Material for the task
* * * * *

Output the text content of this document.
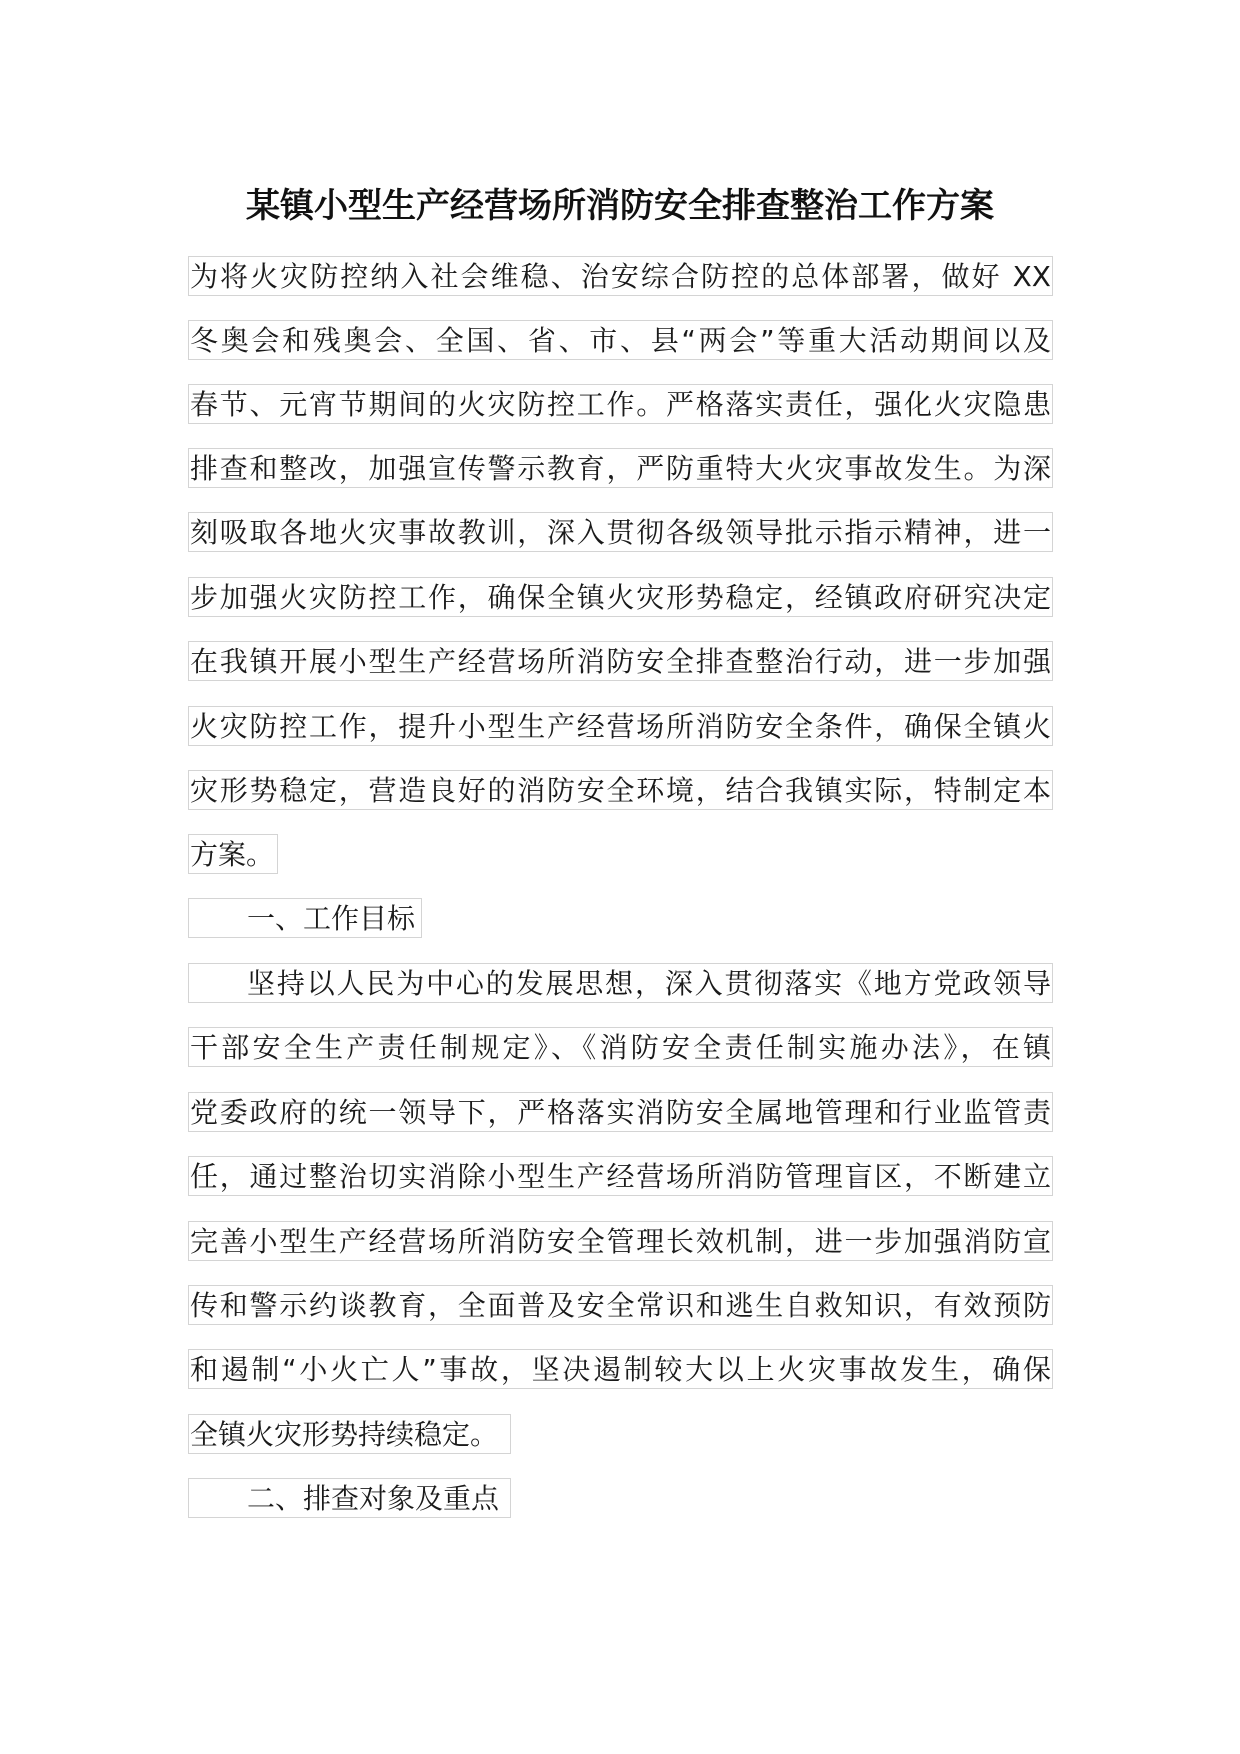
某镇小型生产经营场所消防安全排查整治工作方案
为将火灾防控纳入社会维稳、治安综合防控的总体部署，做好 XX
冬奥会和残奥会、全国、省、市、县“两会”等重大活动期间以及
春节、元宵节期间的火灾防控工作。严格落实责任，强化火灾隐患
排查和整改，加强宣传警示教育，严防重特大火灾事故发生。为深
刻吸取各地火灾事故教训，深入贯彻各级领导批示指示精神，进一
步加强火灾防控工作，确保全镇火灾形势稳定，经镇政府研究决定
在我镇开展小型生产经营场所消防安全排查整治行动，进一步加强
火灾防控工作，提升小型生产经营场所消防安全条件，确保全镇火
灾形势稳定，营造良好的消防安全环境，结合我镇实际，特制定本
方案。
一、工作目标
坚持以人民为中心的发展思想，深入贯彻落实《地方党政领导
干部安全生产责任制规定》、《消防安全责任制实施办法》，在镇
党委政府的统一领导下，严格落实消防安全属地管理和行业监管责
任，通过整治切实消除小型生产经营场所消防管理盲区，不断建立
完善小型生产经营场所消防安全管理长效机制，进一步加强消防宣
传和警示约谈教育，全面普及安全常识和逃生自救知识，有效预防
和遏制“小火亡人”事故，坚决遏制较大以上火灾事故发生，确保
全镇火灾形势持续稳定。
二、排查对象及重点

* * * * *

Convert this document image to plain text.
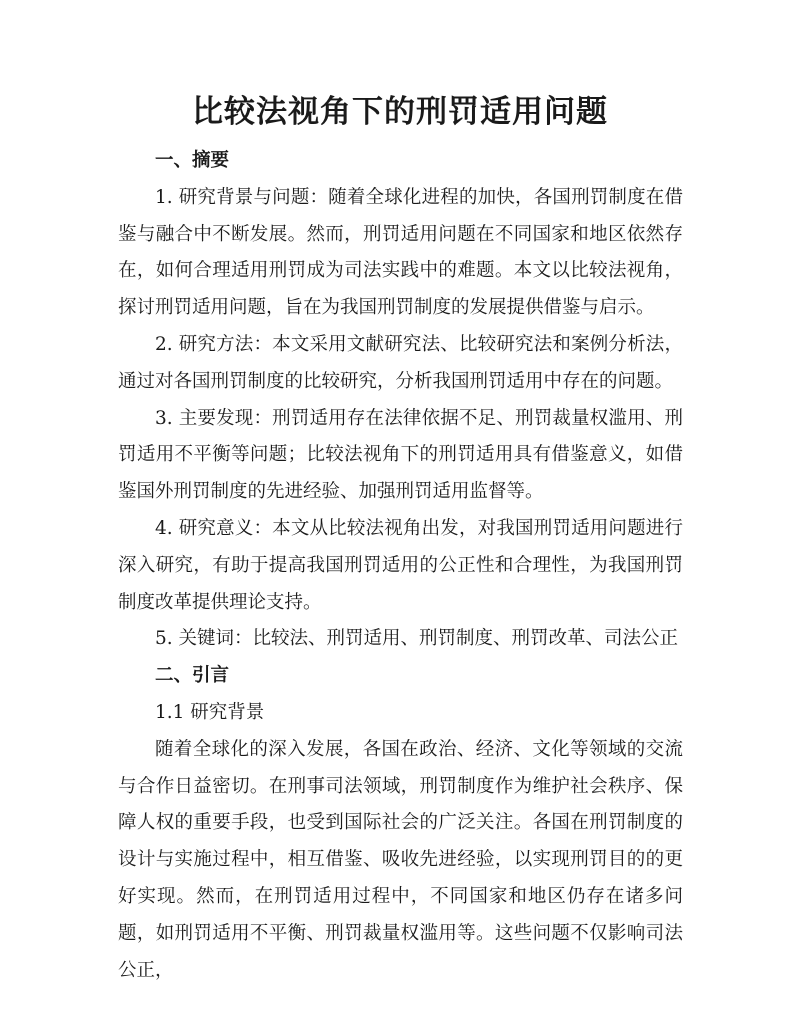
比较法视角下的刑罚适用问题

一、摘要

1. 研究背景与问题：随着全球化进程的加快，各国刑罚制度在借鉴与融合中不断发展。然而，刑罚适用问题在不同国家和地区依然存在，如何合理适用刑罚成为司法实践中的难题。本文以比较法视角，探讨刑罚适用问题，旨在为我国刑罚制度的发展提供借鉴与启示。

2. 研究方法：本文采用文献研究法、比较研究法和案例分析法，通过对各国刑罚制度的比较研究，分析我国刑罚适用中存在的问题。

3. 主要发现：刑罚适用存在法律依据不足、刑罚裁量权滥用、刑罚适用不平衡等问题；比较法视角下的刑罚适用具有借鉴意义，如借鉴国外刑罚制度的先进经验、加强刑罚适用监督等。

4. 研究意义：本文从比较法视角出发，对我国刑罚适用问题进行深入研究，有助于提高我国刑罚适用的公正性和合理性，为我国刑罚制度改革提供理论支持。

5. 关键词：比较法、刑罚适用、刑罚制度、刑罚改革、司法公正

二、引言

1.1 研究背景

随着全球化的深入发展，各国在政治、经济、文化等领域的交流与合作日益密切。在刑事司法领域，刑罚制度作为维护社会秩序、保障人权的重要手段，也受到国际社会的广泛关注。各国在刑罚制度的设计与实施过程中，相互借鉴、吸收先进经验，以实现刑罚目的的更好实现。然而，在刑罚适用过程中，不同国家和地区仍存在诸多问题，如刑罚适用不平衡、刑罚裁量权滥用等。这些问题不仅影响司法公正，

* * * * *

Instructions for the task
Lines holding the word "text" in the entries above are the ones to pull out. Copy them all.

Written reply
Output the text content of this document.
Convert this document image to plain text.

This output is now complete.